[start of Raw records]

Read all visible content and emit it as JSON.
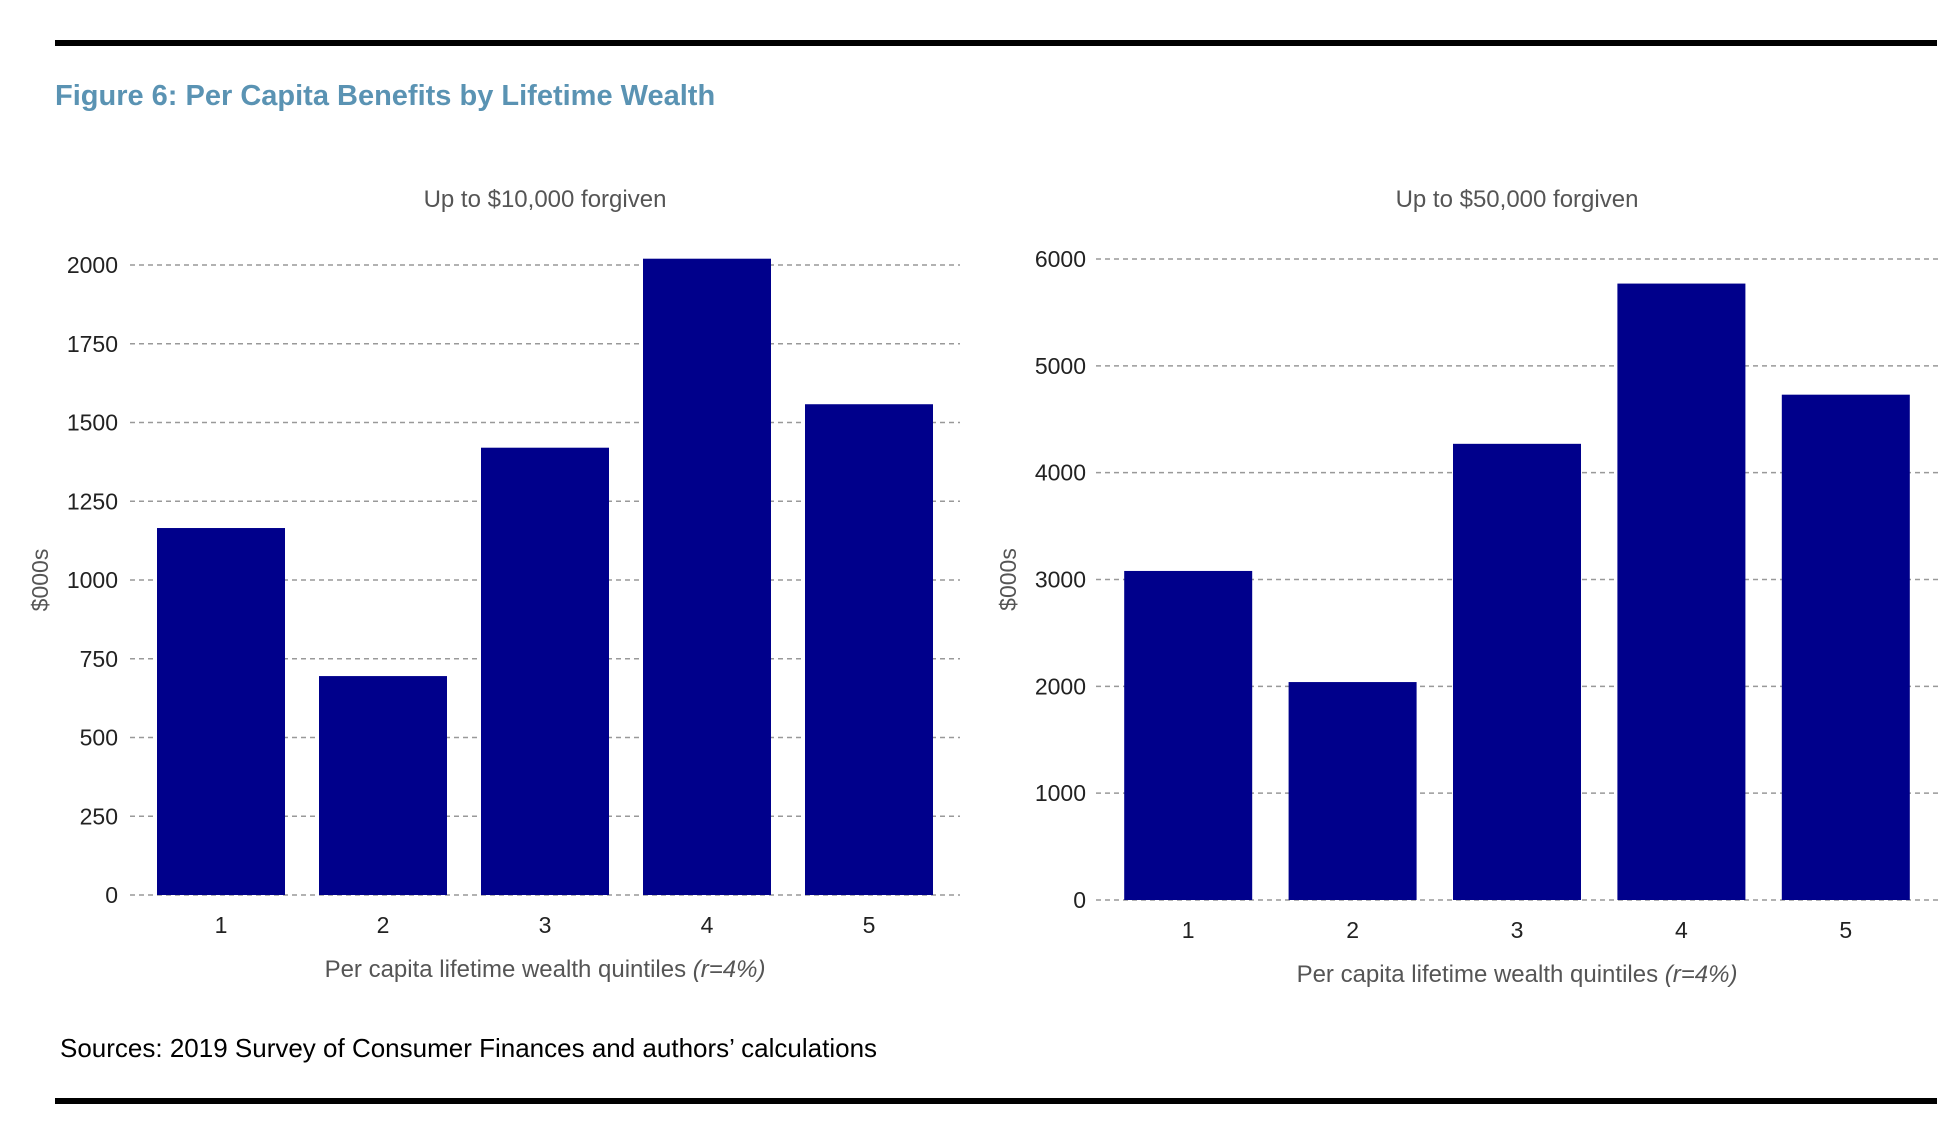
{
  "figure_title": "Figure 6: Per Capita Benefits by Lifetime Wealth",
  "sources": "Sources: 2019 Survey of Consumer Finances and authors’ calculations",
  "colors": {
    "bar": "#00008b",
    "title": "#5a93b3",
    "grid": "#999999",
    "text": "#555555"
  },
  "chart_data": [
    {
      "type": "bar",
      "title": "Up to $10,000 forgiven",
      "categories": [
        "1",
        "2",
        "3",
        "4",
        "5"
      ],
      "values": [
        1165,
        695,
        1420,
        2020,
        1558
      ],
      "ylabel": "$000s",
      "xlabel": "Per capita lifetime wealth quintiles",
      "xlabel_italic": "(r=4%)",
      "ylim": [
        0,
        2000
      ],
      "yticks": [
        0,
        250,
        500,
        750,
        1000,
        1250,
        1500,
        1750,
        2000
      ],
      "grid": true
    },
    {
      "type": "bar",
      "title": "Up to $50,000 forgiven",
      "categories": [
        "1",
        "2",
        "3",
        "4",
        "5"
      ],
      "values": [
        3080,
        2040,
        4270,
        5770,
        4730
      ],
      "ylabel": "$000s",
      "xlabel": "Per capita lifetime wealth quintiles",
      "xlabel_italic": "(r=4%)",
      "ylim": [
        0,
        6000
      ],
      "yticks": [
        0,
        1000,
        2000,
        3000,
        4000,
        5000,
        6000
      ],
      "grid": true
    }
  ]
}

[end of Raw records]

Reproduce all entries exactly. Pictures do not belong in the copy.

Full solution:
Read all visible content and emit it as JSON.
{
  "figure_title": "Figure 6: Per Capita Benefits by Lifetime Wealth",
  "sources": "Sources: 2019 Survey of Consumer Finances and authors’ calculations",
  "colors": {
    "bar": "#00008b",
    "title": "#5a93b3",
    "grid": "#999999",
    "text": "#555555"
  },
  "chart_data": [
    {
      "type": "bar",
      "title": "Up to $10,000 forgiven",
      "categories": [
        "1",
        "2",
        "3",
        "4",
        "5"
      ],
      "values": [
        1165,
        695,
        1420,
        2020,
        1558
      ],
      "ylabel": "$000s",
      "xlabel": "Per capita lifetime wealth quintiles",
      "xlabel_italic": "(r=4%)",
      "ylim": [
        0,
        2000
      ],
      "yticks": [
        0,
        250,
        500,
        750,
        1000,
        1250,
        1500,
        1750,
        2000
      ],
      "grid": true
    },
    {
      "type": "bar",
      "title": "Up to $50,000 forgiven",
      "categories": [
        "1",
        "2",
        "3",
        "4",
        "5"
      ],
      "values": [
        3080,
        2040,
        4270,
        5770,
        4730
      ],
      "ylabel": "$000s",
      "xlabel": "Per capita lifetime wealth quintiles",
      "xlabel_italic": "(r=4%)",
      "ylim": [
        0,
        6000
      ],
      "yticks": [
        0,
        1000,
        2000,
        3000,
        4000,
        5000,
        6000
      ],
      "grid": true
    }
  ]
}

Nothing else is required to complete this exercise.